Entries from a visual dataset:
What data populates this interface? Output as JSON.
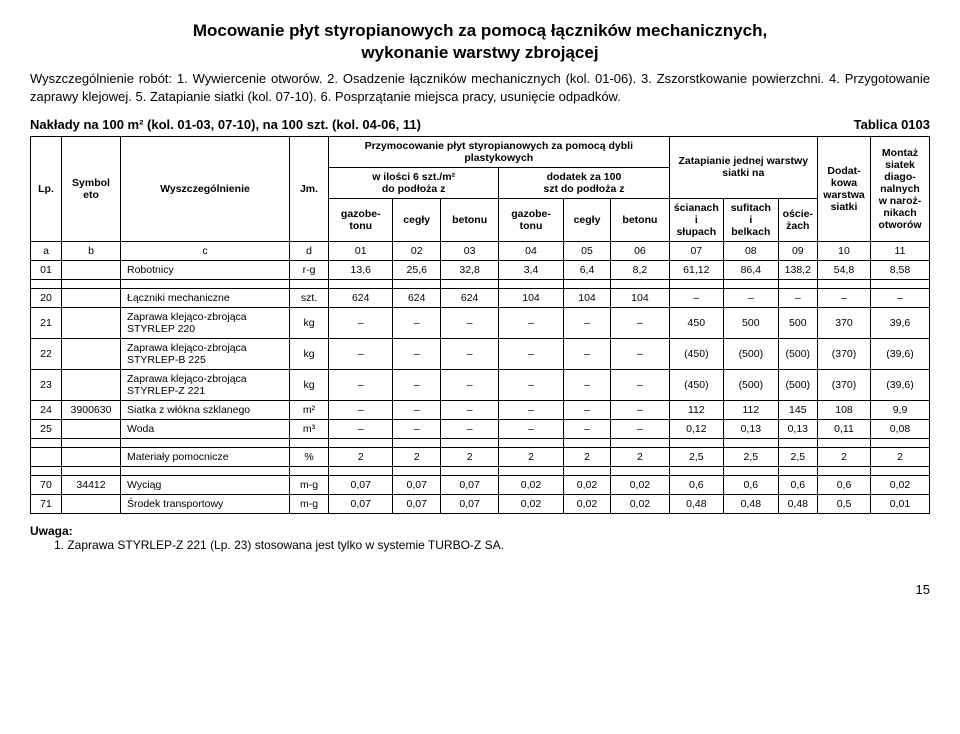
{
  "title_line1": "Mocowanie płyt styropianowych za pomocą łączników mechanicznych,",
  "title_line2": "wykonanie warstwy zbrojącej",
  "description": "Wyszczególnienie robót: 1. Wywiercenie otworów. 2. Osadzenie łączników mechanicznych (kol. 01-06). 3. Zszorstkowanie powierzchni. 4. Przygotowanie zaprawy klejowej. 5. Zatapianie siatki (kol. 07-10). 6. Posprzątanie miejsca pracy, usunięcie odpadków.",
  "naklady": "Nakłady na 100 m² (kol. 01-03, 07-10), na 100 szt. (kol. 04-06, 11)",
  "tablica": "Tablica 0103",
  "header": {
    "lp": "Lp.",
    "symbol": "Symbol\neto",
    "wysz": "Wyszczególnienie",
    "jm": "Jm.",
    "group1": "Przymocowanie płyt styropianowych za pomocą dybli plastykowych",
    "sub1": "w ilości 6 szt./m²\ndo podłoża z",
    "sub2": "dodatek za 100\nszt do podłoża z",
    "group2": "Zatapianie jednej warstwy\nsiatki na",
    "dodat": "Dodat-\nkowa\nwarstwa\nsiatki",
    "montaz": "Montaż\nsiatek\ndiago-\nnalnych\nw naroż-\nnikach\notworów",
    "gazo": "gazobe-\ntonu",
    "cegly": "cegły",
    "betonu": "betonu",
    "scian": "ścianach\ni słupach",
    "sufit": "sufitach i\nbelkach",
    "osc": "oście-\nżach"
  },
  "colnums": {
    "a": "a",
    "b": "b",
    "c": "c",
    "d": "d",
    "c01": "01",
    "c02": "02",
    "c03": "03",
    "c04": "04",
    "c05": "05",
    "c06": "06",
    "c07": "07",
    "c08": "08",
    "c09": "09",
    "c10": "10",
    "c11": "11"
  },
  "rows": [
    {
      "lp": "01",
      "sym": "",
      "name": "Robotnicy",
      "jm": "r-g",
      "v": [
        "13,6",
        "25,6",
        "32,8",
        "3,4",
        "6,4",
        "8,2",
        "61,12",
        "86,4",
        "138,2",
        "54,8",
        "8,58"
      ]
    },
    {
      "lp": "20",
      "sym": "",
      "name": "Łączniki mechaniczne",
      "jm": "szt.",
      "v": [
        "624",
        "624",
        "624",
        "104",
        "104",
        "104",
        "–",
        "–",
        "–",
        "–",
        "–"
      ]
    },
    {
      "lp": "21",
      "sym": "",
      "name": "Zaprawa klejąco-zbrojąca\nSTYRLEP 220",
      "jm": "kg",
      "v": [
        "–",
        "–",
        "–",
        "–",
        "–",
        "–",
        "450",
        "500",
        "500",
        "370",
        "39,6"
      ]
    },
    {
      "lp": "22",
      "sym": "",
      "name": "Zaprawa klejąco-zbrojąca\nSTYRLEP-B 225",
      "jm": "kg",
      "v": [
        "–",
        "–",
        "–",
        "–",
        "–",
        "–",
        "(450)",
        "(500)",
        "(500)",
        "(370)",
        "(39,6)"
      ]
    },
    {
      "lp": "23",
      "sym": "",
      "name": "Zaprawa klejąco-zbrojąca\nSTYRLEP-Z 221",
      "jm": "kg",
      "v": [
        "–",
        "–",
        "–",
        "–",
        "–",
        "–",
        "(450)",
        "(500)",
        "(500)",
        "(370)",
        "(39,6)"
      ]
    },
    {
      "lp": "24",
      "sym": "3900630",
      "name": "Siatka z włókna szklanego",
      "jm": "m²",
      "v": [
        "–",
        "–",
        "–",
        "–",
        "–",
        "–",
        "112",
        "112",
        "145",
        "108",
        "9,9"
      ]
    },
    {
      "lp": "25",
      "sym": "",
      "name": "Woda",
      "jm": "m³",
      "v": [
        "–",
        "–",
        "–",
        "–",
        "–",
        "–",
        "0,12",
        "0,13",
        "0,13",
        "0,11",
        "0,08"
      ]
    },
    {
      "lp": "",
      "sym": "",
      "name": "Materiały pomocnicze",
      "jm": "%",
      "v": [
        "2",
        "2",
        "2",
        "2",
        "2",
        "2",
        "2,5",
        "2,5",
        "2,5",
        "2",
        "2"
      ]
    },
    {
      "lp": "70",
      "sym": "34412",
      "name": "Wyciąg",
      "jm": "m-g",
      "v": [
        "0,07",
        "0,07",
        "0,07",
        "0,02",
        "0,02",
        "0,02",
        "0,6",
        "0,6",
        "0,6",
        "0,6",
        "0,02"
      ]
    },
    {
      "lp": "71",
      "sym": "",
      "name": "Środek transportowy",
      "jm": "m-g",
      "v": [
        "0,07",
        "0,07",
        "0,07",
        "0,02",
        "0,02",
        "0,02",
        "0,48",
        "0,48",
        "0,48",
        "0,5",
        "0,01"
      ]
    }
  ],
  "note_label": "Uwaga:",
  "note_text": "1. Zaprawa STYRLEP-Z 221 (Lp. 23) stosowana jest tylko w systemie TURBO-Z SA.",
  "page": "15",
  "spacers": [
    1,
    7,
    8
  ]
}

### AIM OF THE TASK
Your task is to transcribe all of the records precisely, with no images included.

### RESULT OF THIS TASK
What data populates this interface? Output as JSON.
{
  "title_line1": "Mocowanie płyt styropianowych za pomocą łączników mechanicznych,",
  "title_line2": "wykonanie warstwy zbrojącej",
  "description": "Wyszczególnienie robót: 1. Wywiercenie otworów. 2. Osadzenie łączników mechanicznych (kol. 01-06). 3. Zszorstkowanie powierzchni. 4. Przygotowanie zaprawy klejowej. 5. Zatapianie siatki (kol. 07-10). 6. Posprzątanie miejsca pracy, usunięcie odpadków.",
  "naklady": "Nakłady na 100 m² (kol. 01-03, 07-10), na 100 szt. (kol. 04-06, 11)",
  "tablica": "Tablica 0103",
  "header": {
    "lp": "Lp.",
    "symbol": "Symbol\neto",
    "wysz": "Wyszczególnienie",
    "jm": "Jm.",
    "group1": "Przymocowanie płyt styropianowych za pomocą dybli plastykowych",
    "sub1": "w ilości 6 szt./m²\ndo podłoża z",
    "sub2": "dodatek za 100\nszt do podłoża z",
    "group2": "Zatapianie jednej warstwy\nsiatki na",
    "dodat": "Dodat-\nkowa\nwarstwa\nsiatki",
    "montaz": "Montaż\nsiatek\ndiago-\nnalnych\nw naroż-\nnikach\notworów",
    "gazo": "gazobe-\ntonu",
    "cegly": "cegły",
    "betonu": "betonu",
    "scian": "ścianach\ni słupach",
    "sufit": "sufitach i\nbelkach",
    "osc": "oście-\nżach"
  },
  "colnums": {
    "a": "a",
    "b": "b",
    "c": "c",
    "d": "d",
    "c01": "01",
    "c02": "02",
    "c03": "03",
    "c04": "04",
    "c05": "05",
    "c06": "06",
    "c07": "07",
    "c08": "08",
    "c09": "09",
    "c10": "10",
    "c11": "11"
  },
  "rows": [
    {
      "lp": "01",
      "sym": "",
      "name": "Robotnicy",
      "jm": "r-g",
      "v": [
        "13,6",
        "25,6",
        "32,8",
        "3,4",
        "6,4",
        "8,2",
        "61,12",
        "86,4",
        "138,2",
        "54,8",
        "8,58"
      ]
    },
    {
      "lp": "20",
      "sym": "",
      "name": "Łączniki mechaniczne",
      "jm": "szt.",
      "v": [
        "624",
        "624",
        "624",
        "104",
        "104",
        "104",
        "–",
        "–",
        "–",
        "–",
        "–"
      ]
    },
    {
      "lp": "21",
      "sym": "",
      "name": "Zaprawa klejąco-zbrojąca\nSTYRLEP 220",
      "jm": "kg",
      "v": [
        "–",
        "–",
        "–",
        "–",
        "–",
        "–",
        "450",
        "500",
        "500",
        "370",
        "39,6"
      ]
    },
    {
      "lp": "22",
      "sym": "",
      "name": "Zaprawa klejąco-zbrojąca\nSTYRLEP-B 225",
      "jm": "kg",
      "v": [
        "–",
        "–",
        "–",
        "–",
        "–",
        "–",
        "(450)",
        "(500)",
        "(500)",
        "(370)",
        "(39,6)"
      ]
    },
    {
      "lp": "23",
      "sym": "",
      "name": "Zaprawa klejąco-zbrojąca\nSTYRLEP-Z 221",
      "jm": "kg",
      "v": [
        "–",
        "–",
        "–",
        "–",
        "–",
        "–",
        "(450)",
        "(500)",
        "(500)",
        "(370)",
        "(39,6)"
      ]
    },
    {
      "lp": "24",
      "sym": "3900630",
      "name": "Siatka z włókna szklanego",
      "jm": "m²",
      "v": [
        "–",
        "–",
        "–",
        "–",
        "–",
        "–",
        "112",
        "112",
        "145",
        "108",
        "9,9"
      ]
    },
    {
      "lp": "25",
      "sym": "",
      "name": "Woda",
      "jm": "m³",
      "v": [
        "–",
        "–",
        "–",
        "–",
        "–",
        "–",
        "0,12",
        "0,13",
        "0,13",
        "0,11",
        "0,08"
      ]
    },
    {
      "lp": "",
      "sym": "",
      "name": "Materiały pomocnicze",
      "jm": "%",
      "v": [
        "2",
        "2",
        "2",
        "2",
        "2",
        "2",
        "2,5",
        "2,5",
        "2,5",
        "2",
        "2"
      ]
    },
    {
      "lp": "70",
      "sym": "34412",
      "name": "Wyciąg",
      "jm": "m-g",
      "v": [
        "0,07",
        "0,07",
        "0,07",
        "0,02",
        "0,02",
        "0,02",
        "0,6",
        "0,6",
        "0,6",
        "0,6",
        "0,02"
      ]
    },
    {
      "lp": "71",
      "sym": "",
      "name": "Środek transportowy",
      "jm": "m-g",
      "v": [
        "0,07",
        "0,07",
        "0,07",
        "0,02",
        "0,02",
        "0,02",
        "0,48",
        "0,48",
        "0,48",
        "0,5",
        "0,01"
      ]
    }
  ],
  "note_label": "Uwaga:",
  "note_text": "1. Zaprawa STYRLEP-Z 221 (Lp. 23) stosowana jest tylko w systemie TURBO-Z SA.",
  "page": "15",
  "spacers": [
    1,
    7,
    8
  ]
}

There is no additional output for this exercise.